Start of Raw data

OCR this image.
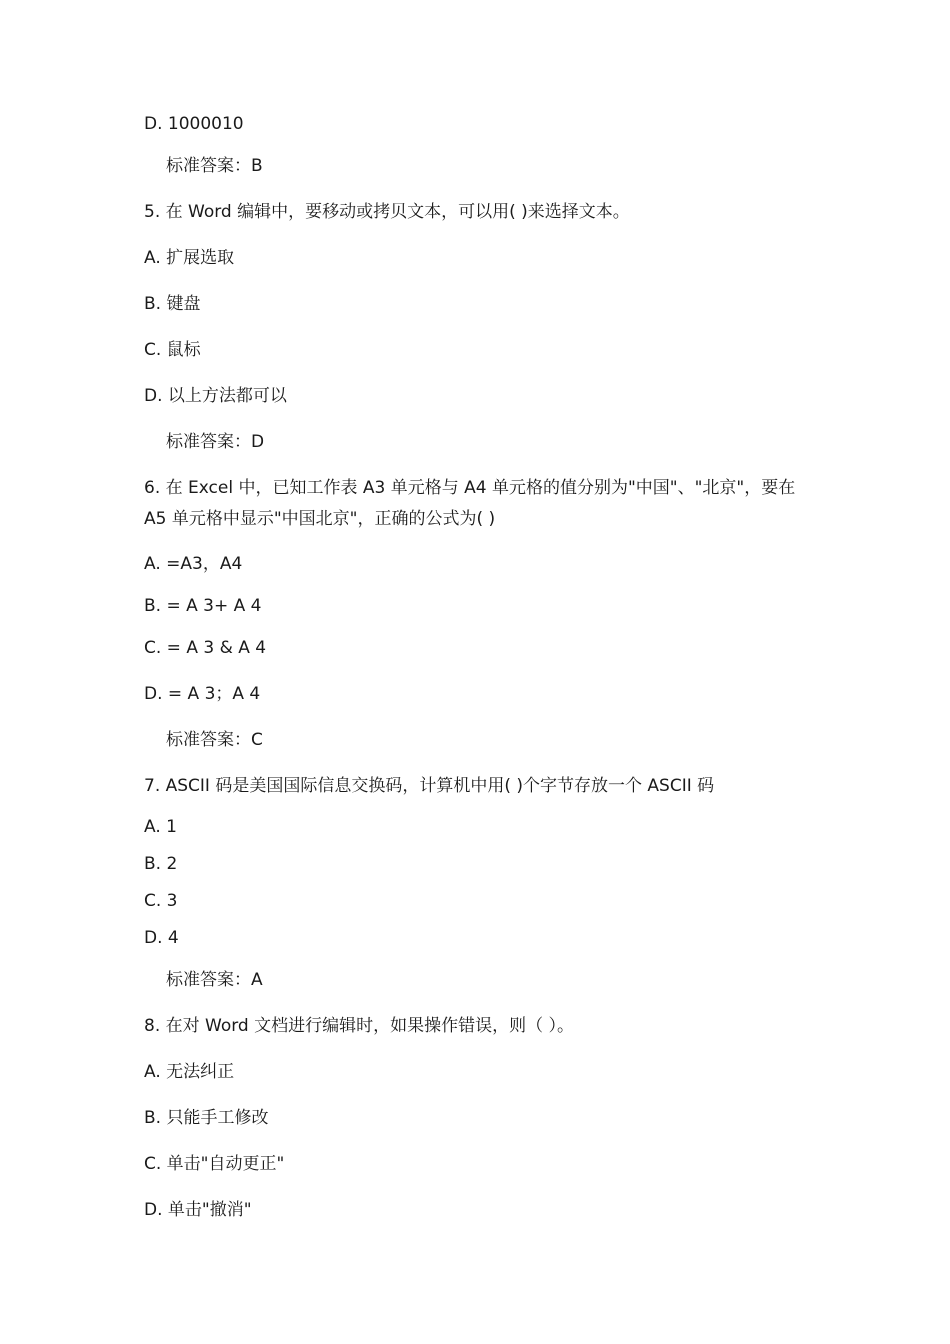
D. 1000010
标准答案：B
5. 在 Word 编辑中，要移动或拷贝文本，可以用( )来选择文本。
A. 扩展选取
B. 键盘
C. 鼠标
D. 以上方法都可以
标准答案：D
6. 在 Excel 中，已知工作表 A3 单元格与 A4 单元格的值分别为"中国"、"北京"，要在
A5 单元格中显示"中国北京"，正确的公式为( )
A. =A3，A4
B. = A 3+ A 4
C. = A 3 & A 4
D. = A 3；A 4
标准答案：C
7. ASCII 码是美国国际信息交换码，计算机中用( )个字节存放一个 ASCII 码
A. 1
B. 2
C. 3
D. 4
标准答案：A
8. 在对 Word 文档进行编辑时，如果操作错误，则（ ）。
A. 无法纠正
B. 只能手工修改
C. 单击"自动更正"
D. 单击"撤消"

End of Raw data
Start of Raw data

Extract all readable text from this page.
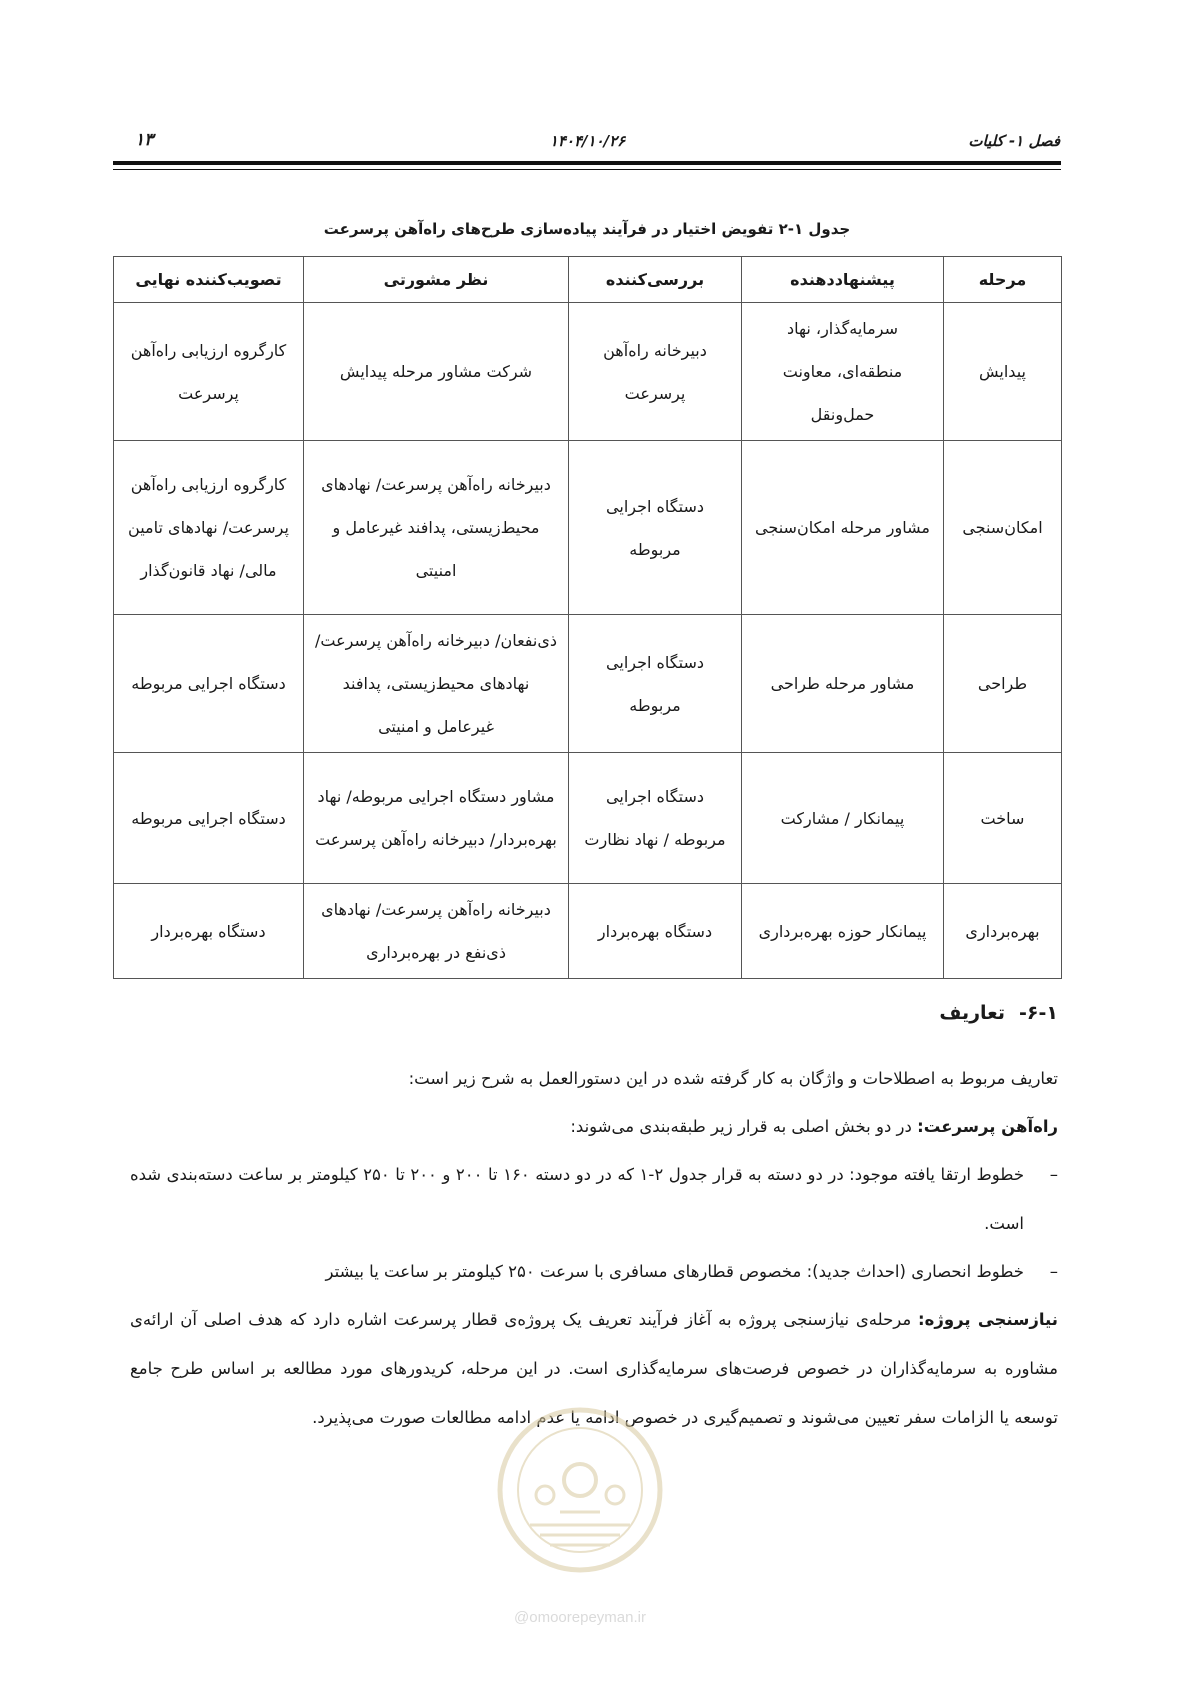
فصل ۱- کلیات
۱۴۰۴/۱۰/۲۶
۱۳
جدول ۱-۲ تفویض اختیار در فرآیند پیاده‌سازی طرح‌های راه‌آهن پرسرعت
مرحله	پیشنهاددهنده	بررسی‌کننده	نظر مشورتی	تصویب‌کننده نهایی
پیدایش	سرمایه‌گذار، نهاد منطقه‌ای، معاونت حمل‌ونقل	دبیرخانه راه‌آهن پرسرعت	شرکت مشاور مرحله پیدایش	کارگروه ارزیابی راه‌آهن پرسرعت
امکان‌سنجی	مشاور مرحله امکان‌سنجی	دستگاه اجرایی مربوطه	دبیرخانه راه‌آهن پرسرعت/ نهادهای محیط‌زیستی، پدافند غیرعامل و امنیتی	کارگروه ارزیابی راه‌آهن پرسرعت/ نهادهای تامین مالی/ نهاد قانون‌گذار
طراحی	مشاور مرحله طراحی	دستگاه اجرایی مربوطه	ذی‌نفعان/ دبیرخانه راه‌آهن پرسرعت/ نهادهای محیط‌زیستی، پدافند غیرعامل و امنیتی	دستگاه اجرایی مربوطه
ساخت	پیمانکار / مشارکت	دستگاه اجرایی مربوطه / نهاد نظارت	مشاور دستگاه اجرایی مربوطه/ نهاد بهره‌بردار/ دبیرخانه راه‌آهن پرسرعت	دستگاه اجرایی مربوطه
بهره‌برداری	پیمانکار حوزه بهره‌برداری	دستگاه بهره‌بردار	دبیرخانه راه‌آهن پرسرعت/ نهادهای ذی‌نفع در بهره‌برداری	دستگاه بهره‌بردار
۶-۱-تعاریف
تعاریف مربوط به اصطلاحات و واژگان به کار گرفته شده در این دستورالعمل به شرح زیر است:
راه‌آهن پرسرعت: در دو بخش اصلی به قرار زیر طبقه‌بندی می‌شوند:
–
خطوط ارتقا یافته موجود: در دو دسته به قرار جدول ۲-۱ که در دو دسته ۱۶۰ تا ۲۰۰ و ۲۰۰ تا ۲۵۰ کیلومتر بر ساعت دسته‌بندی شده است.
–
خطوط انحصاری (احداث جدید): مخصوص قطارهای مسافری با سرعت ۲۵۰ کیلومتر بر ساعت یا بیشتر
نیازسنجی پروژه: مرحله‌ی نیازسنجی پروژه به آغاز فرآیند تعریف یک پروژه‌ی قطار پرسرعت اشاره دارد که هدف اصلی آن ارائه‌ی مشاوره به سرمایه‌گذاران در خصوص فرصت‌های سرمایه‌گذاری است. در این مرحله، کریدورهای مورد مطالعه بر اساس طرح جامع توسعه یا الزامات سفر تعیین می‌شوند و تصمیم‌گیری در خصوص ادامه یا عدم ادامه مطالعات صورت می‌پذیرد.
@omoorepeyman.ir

End of Raw data

## Set problem
Determine how many lines include the string "Word". Give no answer but the number.

## Output below
2